Challenge :: Set down the material below in full, matching it exactly.

Material for the task ::
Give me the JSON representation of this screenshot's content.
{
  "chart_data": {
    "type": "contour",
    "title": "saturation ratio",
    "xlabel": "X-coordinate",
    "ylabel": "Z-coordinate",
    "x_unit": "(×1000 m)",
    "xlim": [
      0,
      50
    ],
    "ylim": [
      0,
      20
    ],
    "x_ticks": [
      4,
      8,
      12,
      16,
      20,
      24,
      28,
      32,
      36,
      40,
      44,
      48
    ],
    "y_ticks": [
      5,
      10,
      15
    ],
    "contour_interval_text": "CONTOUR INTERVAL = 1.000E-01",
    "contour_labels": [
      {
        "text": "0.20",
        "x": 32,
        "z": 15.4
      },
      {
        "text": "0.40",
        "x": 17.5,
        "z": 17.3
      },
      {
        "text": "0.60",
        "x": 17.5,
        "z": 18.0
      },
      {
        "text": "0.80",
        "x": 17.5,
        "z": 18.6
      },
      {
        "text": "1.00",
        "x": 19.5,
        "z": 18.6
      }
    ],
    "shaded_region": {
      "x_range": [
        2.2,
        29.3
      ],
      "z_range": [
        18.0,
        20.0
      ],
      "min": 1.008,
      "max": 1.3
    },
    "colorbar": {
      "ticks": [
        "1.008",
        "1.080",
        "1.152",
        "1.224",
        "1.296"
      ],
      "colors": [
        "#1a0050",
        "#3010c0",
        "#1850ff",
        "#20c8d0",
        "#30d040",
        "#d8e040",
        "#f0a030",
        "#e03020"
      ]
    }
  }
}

Output for this exercise ::
Give me the JSON representation of this screenshot's content.
{
  "chart_data": {
    "type": "contour",
    "title": "saturation ratio",
    "xlabel": "X-coordinate",
    "ylabel": "Z-coordinate",
    "x_unit": "(×1000 m)",
    "xlim": [
      0,
      50
    ],
    "ylim": [
      0,
      20
    ],
    "x_ticks": [
      4,
      8,
      12,
      16,
      20,
      24,
      28,
      32,
      36,
      40,
      44,
      48
    ],
    "y_ticks": [
      5,
      10,
      15
    ],
    "contour_interval_text": "CONTOUR INTERVAL = 1.000E-01",
    "contour_labels": [
      {
        "text": "0.20",
        "x": 32,
        "z": 15.4
      },
      {
        "text": "0.40",
        "x": 17.5,
        "z": 17.3
      },
      {
        "text": "0.60",
        "x": 17.5,
        "z": 18.0
      },
      {
        "text": "0.80",
        "x": 17.5,
        "z": 18.6
      },
      {
        "text": "1.00",
        "x": 19.5,
        "z": 18.6
      }
    ],
    "shaded_region": {
      "x_range": [
        2.2,
        29.3
      ],
      "z_range": [
        18.0,
        20.0
      ],
      "min": 1.008,
      "max": 1.3
    },
    "colorbar": {
      "ticks": [
        "1.008",
        "1.080",
        "1.152",
        "1.224",
        "1.296"
      ],
      "colors": [
        "#1a0050",
        "#3010c0",
        "#1850ff",
        "#20c8d0",
        "#30d040",
        "#d8e040",
        "#f0a030",
        "#e03020"
      ]
    }
  }
}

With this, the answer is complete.